[Records]
+---+

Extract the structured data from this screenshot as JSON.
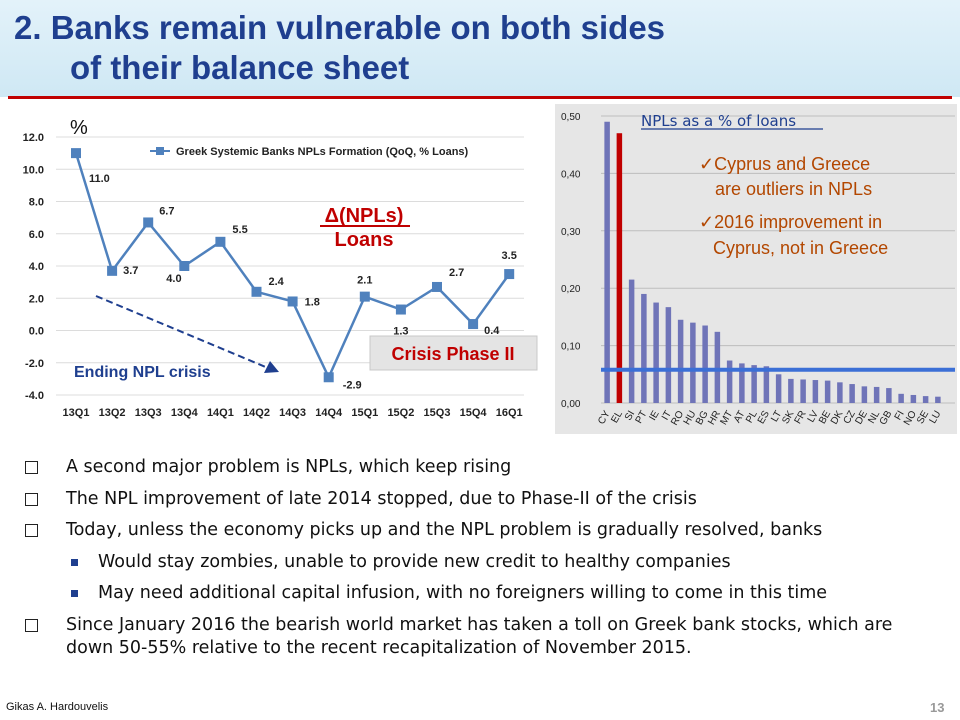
{
  "slide": {
    "title_line1": "2.  Banks remain vulnerable on both sides",
    "title_line2": "of their balance sheet",
    "author": "Gikas A. Hardouvelis",
    "page_number": "13"
  },
  "annotations": {
    "percent_unit": "%",
    "formula_numerator": "Δ(NPLs)",
    "formula_denominator": "Loans",
    "crisis_phase": "Crisis Phase II",
    "ending_crisis": "Ending NPL crisis",
    "right_title": "NPLs as a % of loans",
    "right_note1_line1": "✓Cyprus and Greece",
    "right_note1_line2": "are outliers in NPLs",
    "right_note2_line1": "✓2016 improvement in",
    "right_note2_line2": "Cyprus, not in Greece"
  },
  "chart_data": [
    {
      "type": "line",
      "legend": "Greek Systemic Banks NPLs Formation (QoQ, % Loans)",
      "legend_position": "top",
      "x": [
        "13Q1",
        "13Q2",
        "13Q3",
        "13Q4",
        "14Q1",
        "14Q2",
        "14Q3",
        "14Q4",
        "15Q1",
        "15Q2",
        "15Q3",
        "15Q4",
        "16Q1"
      ],
      "y": [
        11.0,
        3.7,
        6.7,
        4.0,
        5.5,
        2.4,
        1.8,
        -2.9,
        2.1,
        1.3,
        2.7,
        0.4,
        3.5
      ],
      "data_labels": [
        "11.0",
        "3.7",
        "6.7",
        "4.0",
        "5.5",
        "2.4",
        "1.8",
        "-2.9",
        "2.1",
        "1.3",
        "2.7",
        "0.4",
        "3.5"
      ],
      "ylim": [
        -4.0,
        12.0
      ],
      "yticks": [
        "12.0",
        "10.0",
        "8.0",
        "6.0",
        "4.0",
        "2.0",
        "0.0",
        "-2.0",
        "-4.0"
      ],
      "grid": "horizontal",
      "color": "#4f81bd"
    },
    {
      "type": "bar",
      "categories": [
        "CY",
        "EL",
        "SI",
        "PT",
        "IE",
        "IT",
        "RO",
        "HU",
        "BG",
        "HR",
        "MT",
        "AT",
        "PL",
        "ES",
        "LT",
        "SK",
        "FR",
        "LV",
        "BE",
        "DK",
        "CZ",
        "DE",
        "NL",
        "GB",
        "FI",
        "NO",
        "SE",
        "LU"
      ],
      "values": [
        0.49,
        0.47,
        0.215,
        0.19,
        0.175,
        0.167,
        0.145,
        0.14,
        0.135,
        0.124,
        0.074,
        0.069,
        0.066,
        0.064,
        0.05,
        0.042,
        0.041,
        0.04,
        0.039,
        0.036,
        0.033,
        0.029,
        0.028,
        0.026,
        0.016,
        0.014,
        0.012,
        0.011
      ],
      "highlight": {
        "EL": "#c00000"
      },
      "bar_color": "#6f74b8",
      "reference_line": 0.058,
      "reference_color": "#3b6fd6",
      "ylim": [
        0,
        0.5
      ],
      "yticks": [
        "0,50",
        "0,40",
        "0,30",
        "0,20",
        "0,10",
        "0,00"
      ],
      "grid": "horizontal"
    }
  ],
  "bullets": [
    {
      "level": 1,
      "text": "A second major problem is NPLs, which keep rising"
    },
    {
      "level": 1,
      "text": "The  NPL improvement of late 2014 stopped, due to Phase-II of the crisis"
    },
    {
      "level": 1,
      "text": "Today, unless the economy picks up and the NPL problem is gradually resolved, banks"
    },
    {
      "level": 2,
      "text": "Would stay zombies, unable to provide new credit to healthy companies"
    },
    {
      "level": 2,
      "text": "May need additional capital infusion, with no foreigners willing to come in this time"
    },
    {
      "level": 1,
      "text": "Since January 2016 the bearish world market has taken a toll on Greek bank stocks, which are down 50-55% relative to the recent recapitalization of  November 2015."
    }
  ]
}
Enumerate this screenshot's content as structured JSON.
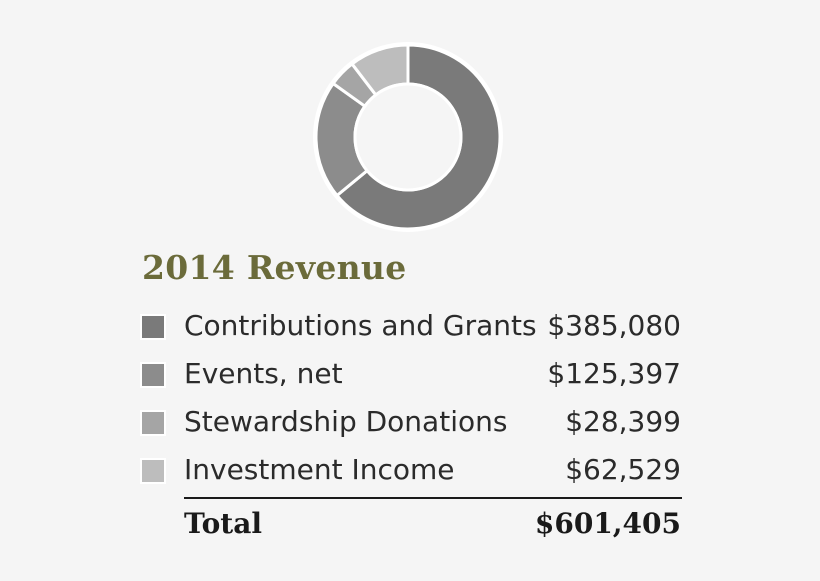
{
  "chart_data": {
    "type": "pie",
    "title": "2014 Revenue",
    "categories": [
      "Contributions and Grants",
      "Events, net",
      "Stewardship Donations",
      "Investment Income"
    ],
    "values": [
      385080,
      125397,
      28399,
      62529
    ],
    "value_labels": [
      "$385,080",
      "$125,397",
      "$28,399",
      "$62,529"
    ],
    "colors": [
      "#7a7a7a",
      "#8c8c8c",
      "#a5a5a5",
      "#bdbdbd"
    ],
    "total_label": "Total",
    "total_value": "$601,405",
    "legend_placement": "bottom"
  }
}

+---+

▶ PROBLEM REQUIREMENTS
What is needed is an exact reproduction of the data, pictures excluded.

▶ RESPONSE TO THE EXERCISE
Extract the structured data from this screenshot as JSON.
{
  "slide": {
    "title_line1": "2.  Banks remain vulnerable on both sides",
    "title_line2": "of their balance sheet",
    "author": "Gikas A. Hardouvelis",
    "page_number": "13"
  },
  "annotations": {
    "percent_unit": "%",
    "formula_numerator": "Δ(NPLs)",
    "formula_denominator": "Loans",
    "crisis_phase": "Crisis Phase II",
    "ending_crisis": "Ending NPL crisis",
    "right_title": "NPLs as a % of loans",
    "right_note1_line1": "✓Cyprus and Greece",
    "right_note1_line2": "are outliers in NPLs",
    "right_note2_line1": "✓2016 improvement in",
    "right_note2_line2": "Cyprus, not in Greece"
  },
  "chart_data": [
    {
      "type": "line",
      "legend": "Greek Systemic Banks NPLs Formation (QoQ, % Loans)",
      "legend_position": "top",
      "x": [
        "13Q1",
        "13Q2",
        "13Q3",
        "13Q4",
        "14Q1",
        "14Q2",
        "14Q3",
        "14Q4",
        "15Q1",
        "15Q2",
        "15Q3",
        "15Q4",
        "16Q1"
      ],
      "y": [
        11.0,
        3.7,
        6.7,
        4.0,
        5.5,
        2.4,
        1.8,
        -2.9,
        2.1,
        1.3,
        2.7,
        0.4,
        3.5
      ],
      "data_labels": [
        "11.0",
        "3.7",
        "6.7",
        "4.0",
        "5.5",
        "2.4",
        "1.8",
        "-2.9",
        "2.1",
        "1.3",
        "2.7",
        "0.4",
        "3.5"
      ],
      "ylim": [
        -4.0,
        12.0
      ],
      "yticks": [
        "12.0",
        "10.0",
        "8.0",
        "6.0",
        "4.0",
        "2.0",
        "0.0",
        "-2.0",
        "-4.0"
      ],
      "grid": "horizontal",
      "color": "#4f81bd"
    },
    {
      "type": "bar",
      "categories": [
        "CY",
        "EL",
        "SI",
        "PT",
        "IE",
        "IT",
        "RO",
        "HU",
        "BG",
        "HR",
        "MT",
        "AT",
        "PL",
        "ES",
        "LT",
        "SK",
        "FR",
        "LV",
        "BE",
        "DK",
        "CZ",
        "DE",
        "NL",
        "GB",
        "FI",
        "NO",
        "SE",
        "LU"
      ],
      "values": [
        0.49,
        0.47,
        0.215,
        0.19,
        0.175,
        0.167,
        0.145,
        0.14,
        0.135,
        0.124,
        0.074,
        0.069,
        0.066,
        0.064,
        0.05,
        0.042,
        0.041,
        0.04,
        0.039,
        0.036,
        0.033,
        0.029,
        0.028,
        0.026,
        0.016,
        0.014,
        0.012,
        0.011
      ],
      "highlight": {
        "EL": "#c00000"
      },
      "bar_color": "#6f74b8",
      "reference_line": 0.058,
      "reference_color": "#3b6fd6",
      "ylim": [
        0,
        0.5
      ],
      "yticks": [
        "0,50",
        "0,40",
        "0,30",
        "0,20",
        "0,10",
        "0,00"
      ],
      "grid": "horizontal"
    }
  ],
  "bullets": [
    {
      "level": 1,
      "text": "A second major problem is NPLs, which keep rising"
    },
    {
      "level": 1,
      "text": "The  NPL improvement of late 2014 stopped, due to Phase-II of the crisis"
    },
    {
      "level": 1,
      "text": "Today, unless the economy picks up and the NPL problem is gradually resolved, banks"
    },
    {
      "level": 2,
      "text": "Would stay zombies, unable to provide new credit to healthy companies"
    },
    {
      "level": 2,
      "text": "May need additional capital infusion, with no foreigners willing to come in this time"
    },
    {
      "level": 1,
      "text": "Since January 2016 the bearish world market has taken a toll on Greek bank stocks, which are down 50-55% relative to the recent recapitalization of  November 2015."
    }
  ]
}
Enumerate this screenshot's content as structured JSON.
{
  "chart_data": {
    "type": "pie",
    "title": "2014 Revenue",
    "categories": [
      "Contributions and Grants",
      "Events, net",
      "Stewardship Donations",
      "Investment Income"
    ],
    "values": [
      385080,
      125397,
      28399,
      62529
    ],
    "value_labels": [
      "$385,080",
      "$125,397",
      "$28,399",
      "$62,529"
    ],
    "colors": [
      "#7a7a7a",
      "#8c8c8c",
      "#a5a5a5",
      "#bdbdbd"
    ],
    "total_label": "Total",
    "total_value": "$601,405",
    "legend_placement": "bottom"
  }
}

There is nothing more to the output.